━━━━━ Dataset rows
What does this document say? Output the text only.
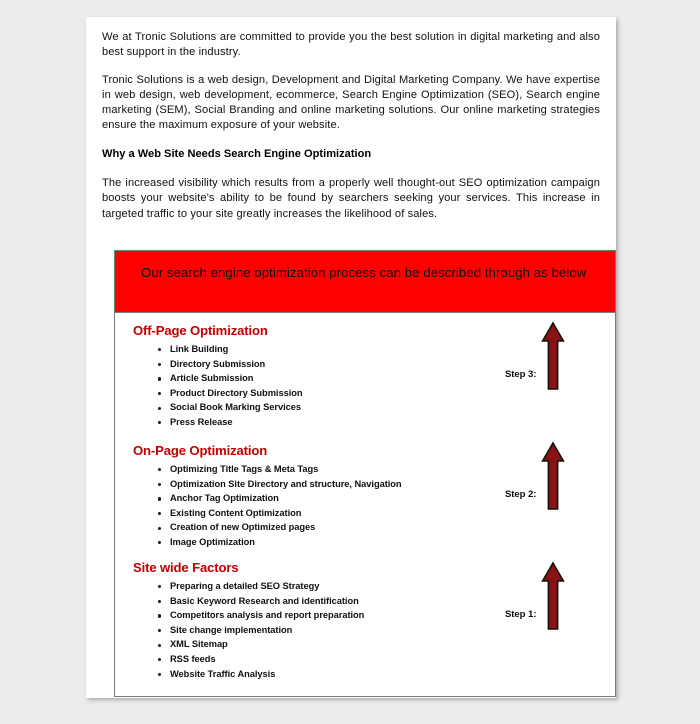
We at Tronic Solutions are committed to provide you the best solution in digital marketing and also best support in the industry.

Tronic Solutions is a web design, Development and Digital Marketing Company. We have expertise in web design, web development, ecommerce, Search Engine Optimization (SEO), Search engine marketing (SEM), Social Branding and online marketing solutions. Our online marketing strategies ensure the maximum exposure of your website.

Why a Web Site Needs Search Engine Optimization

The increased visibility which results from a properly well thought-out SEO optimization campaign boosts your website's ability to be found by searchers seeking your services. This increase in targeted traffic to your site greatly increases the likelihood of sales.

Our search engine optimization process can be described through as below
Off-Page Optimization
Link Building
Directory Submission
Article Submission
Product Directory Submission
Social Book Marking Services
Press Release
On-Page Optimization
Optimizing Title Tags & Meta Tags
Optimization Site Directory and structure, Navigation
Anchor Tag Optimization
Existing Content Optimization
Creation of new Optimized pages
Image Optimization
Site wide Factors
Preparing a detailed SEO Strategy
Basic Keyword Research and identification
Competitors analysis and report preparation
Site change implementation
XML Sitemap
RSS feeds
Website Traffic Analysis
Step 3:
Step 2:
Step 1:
━━━━━━━━━━
» What to produce: Copy every entry word for word, but omit the pictures.

» Final result:
What does this document say? Output the text only.
We at Tronic Solutions are committed to provide you the best solution in digital marketing and also best support in the industry.

Tronic Solutions is a web design, Development and Digital Marketing Company. We have expertise in web design, web development, ecommerce, Search Engine Optimization (SEO), Search engine marketing (SEM), Social Branding and online marketing solutions. Our online marketing strategies ensure the maximum exposure of your website.

Why a Web Site Needs Search Engine Optimization

The increased visibility which results from a properly well thought-out SEO optimization campaign boosts your website's ability to be found by searchers seeking your services. This increase in targeted traffic to your site greatly increases the likelihood of sales.

Our search engine optimization process can be described through as below
Off-Page Optimization
Link Building
Directory Submission
Article Submission
Product Directory Submission
Social Book Marking Services
Press Release
On-Page Optimization
Optimizing Title Tags & Meta Tags
Optimization Site Directory and structure, Navigation
Anchor Tag Optimization
Existing Content Optimization
Creation of new Optimized pages
Image Optimization
Site wide Factors
Preparing a detailed SEO Strategy
Basic Keyword Research and identification
Competitors analysis and report preparation
Site change implementation
XML Sitemap
RSS feeds
Website Traffic Analysis
Step 3:
Step 2:
Step 1:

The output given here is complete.